(DIRECTIONS FOR THIS TASK) Copy out every record precisely.

(EXERCISE DATA)
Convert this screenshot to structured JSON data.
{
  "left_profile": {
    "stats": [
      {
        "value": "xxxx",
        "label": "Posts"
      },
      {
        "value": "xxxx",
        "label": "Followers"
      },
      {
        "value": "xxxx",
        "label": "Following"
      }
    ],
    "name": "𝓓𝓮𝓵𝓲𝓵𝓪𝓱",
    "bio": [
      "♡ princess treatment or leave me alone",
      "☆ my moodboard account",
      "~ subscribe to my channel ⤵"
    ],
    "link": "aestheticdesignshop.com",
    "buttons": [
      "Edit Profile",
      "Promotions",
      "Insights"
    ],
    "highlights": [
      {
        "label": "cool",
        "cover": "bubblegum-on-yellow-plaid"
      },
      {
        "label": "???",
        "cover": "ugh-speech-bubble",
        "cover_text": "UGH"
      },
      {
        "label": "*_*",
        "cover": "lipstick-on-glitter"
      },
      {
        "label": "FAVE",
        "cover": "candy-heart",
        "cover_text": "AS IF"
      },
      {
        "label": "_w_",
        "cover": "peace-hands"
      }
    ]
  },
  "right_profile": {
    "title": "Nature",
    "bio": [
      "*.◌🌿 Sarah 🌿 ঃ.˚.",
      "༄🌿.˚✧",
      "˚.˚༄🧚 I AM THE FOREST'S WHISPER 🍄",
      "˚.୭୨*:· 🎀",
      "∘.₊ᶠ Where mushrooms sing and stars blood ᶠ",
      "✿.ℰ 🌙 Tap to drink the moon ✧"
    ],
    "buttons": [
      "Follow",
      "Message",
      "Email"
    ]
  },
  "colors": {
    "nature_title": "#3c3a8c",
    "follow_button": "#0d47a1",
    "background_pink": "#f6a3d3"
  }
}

(RESULT BELOW)
Convert this screenshot to structured JSON data.
{
  "left_profile": {
    "stats": [
      {
        "value": "xxxx",
        "label": "Posts"
      },
      {
        "value": "xxxx",
        "label": "Followers"
      },
      {
        "value": "xxxx",
        "label": "Following"
      }
    ],
    "name": "𝓓𝓮𝓵𝓲𝓵𝓪𝓱",
    "bio": [
      "♡ princess treatment or leave me alone",
      "☆ my moodboard account",
      "~ subscribe to my channel ⤵"
    ],
    "link": "aestheticdesignshop.com",
    "buttons": [
      "Edit Profile",
      "Promotions",
      "Insights"
    ],
    "highlights": [
      {
        "label": "cool",
        "cover": "bubblegum-on-yellow-plaid"
      },
      {
        "label": "???",
        "cover": "ugh-speech-bubble",
        "cover_text": "UGH"
      },
      {
        "label": "*_*",
        "cover": "lipstick-on-glitter"
      },
      {
        "label": "FAVE",
        "cover": "candy-heart",
        "cover_text": "AS IF"
      },
      {
        "label": "_w_",
        "cover": "peace-hands"
      }
    ]
  },
  "right_profile": {
    "title": "Nature",
    "bio": [
      "*.◌🌿 Sarah 🌿 ঃ.˚.",
      "༄🌿.˚✧",
      "˚.˚༄🧚 I AM THE FOREST'S WHISPER 🍄",
      "˚.୭୨*:· 🎀",
      "∘.₊ᶠ Where mushrooms sing and stars blood ᶠ",
      "✿.ℰ 🌙 Tap to drink the moon ✧"
    ],
    "buttons": [
      "Follow",
      "Message",
      "Email"
    ]
  },
  "colors": {
    "nature_title": "#3c3a8c",
    "follow_button": "#0d47a1",
    "background_pink": "#f6a3d3"
  }
}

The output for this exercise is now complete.